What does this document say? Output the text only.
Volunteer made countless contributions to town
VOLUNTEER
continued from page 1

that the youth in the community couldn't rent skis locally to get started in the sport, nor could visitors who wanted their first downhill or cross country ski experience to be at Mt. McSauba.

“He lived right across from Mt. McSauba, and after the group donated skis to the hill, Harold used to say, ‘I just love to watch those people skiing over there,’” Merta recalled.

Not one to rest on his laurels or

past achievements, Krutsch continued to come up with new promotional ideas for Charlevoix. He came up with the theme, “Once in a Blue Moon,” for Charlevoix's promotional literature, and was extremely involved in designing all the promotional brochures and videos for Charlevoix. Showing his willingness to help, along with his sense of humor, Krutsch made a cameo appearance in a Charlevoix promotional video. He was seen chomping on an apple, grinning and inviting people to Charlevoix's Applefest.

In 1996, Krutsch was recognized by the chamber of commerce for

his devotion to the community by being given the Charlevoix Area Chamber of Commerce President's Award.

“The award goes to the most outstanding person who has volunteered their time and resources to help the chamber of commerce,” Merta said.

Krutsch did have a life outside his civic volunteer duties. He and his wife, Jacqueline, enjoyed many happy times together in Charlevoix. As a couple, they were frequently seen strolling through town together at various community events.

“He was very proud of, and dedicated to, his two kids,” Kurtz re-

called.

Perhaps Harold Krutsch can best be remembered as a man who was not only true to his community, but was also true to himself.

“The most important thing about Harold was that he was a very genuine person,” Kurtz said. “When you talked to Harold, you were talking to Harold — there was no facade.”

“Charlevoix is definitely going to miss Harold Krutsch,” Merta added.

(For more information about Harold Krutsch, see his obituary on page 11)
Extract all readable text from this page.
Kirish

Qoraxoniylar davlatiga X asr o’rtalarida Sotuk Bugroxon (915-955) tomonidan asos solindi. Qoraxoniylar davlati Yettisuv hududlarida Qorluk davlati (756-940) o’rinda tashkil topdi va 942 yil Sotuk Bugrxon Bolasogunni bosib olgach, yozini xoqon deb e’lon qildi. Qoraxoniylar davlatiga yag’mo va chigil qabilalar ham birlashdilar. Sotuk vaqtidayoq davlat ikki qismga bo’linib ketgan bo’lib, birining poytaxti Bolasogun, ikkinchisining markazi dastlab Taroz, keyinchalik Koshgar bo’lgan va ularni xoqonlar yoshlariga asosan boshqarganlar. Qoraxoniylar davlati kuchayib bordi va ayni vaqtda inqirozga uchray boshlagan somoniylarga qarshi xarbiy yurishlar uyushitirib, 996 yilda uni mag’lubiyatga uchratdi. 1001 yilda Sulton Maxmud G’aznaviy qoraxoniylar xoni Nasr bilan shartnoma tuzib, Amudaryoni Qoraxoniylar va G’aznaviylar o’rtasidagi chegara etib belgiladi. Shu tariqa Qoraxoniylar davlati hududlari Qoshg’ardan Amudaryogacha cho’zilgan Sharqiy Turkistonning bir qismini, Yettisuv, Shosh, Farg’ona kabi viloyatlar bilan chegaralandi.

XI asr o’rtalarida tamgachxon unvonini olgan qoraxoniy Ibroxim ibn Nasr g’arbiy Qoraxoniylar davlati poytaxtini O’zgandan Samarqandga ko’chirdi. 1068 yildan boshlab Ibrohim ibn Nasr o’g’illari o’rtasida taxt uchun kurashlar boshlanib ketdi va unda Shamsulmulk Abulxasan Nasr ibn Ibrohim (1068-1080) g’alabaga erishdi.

-*-*-

* WHAT YOU ARE ASKED TO DO:
Report only the number of lines that hold the string "continued" in this listing.

* ANSWER TO THIS PROBLEM:
2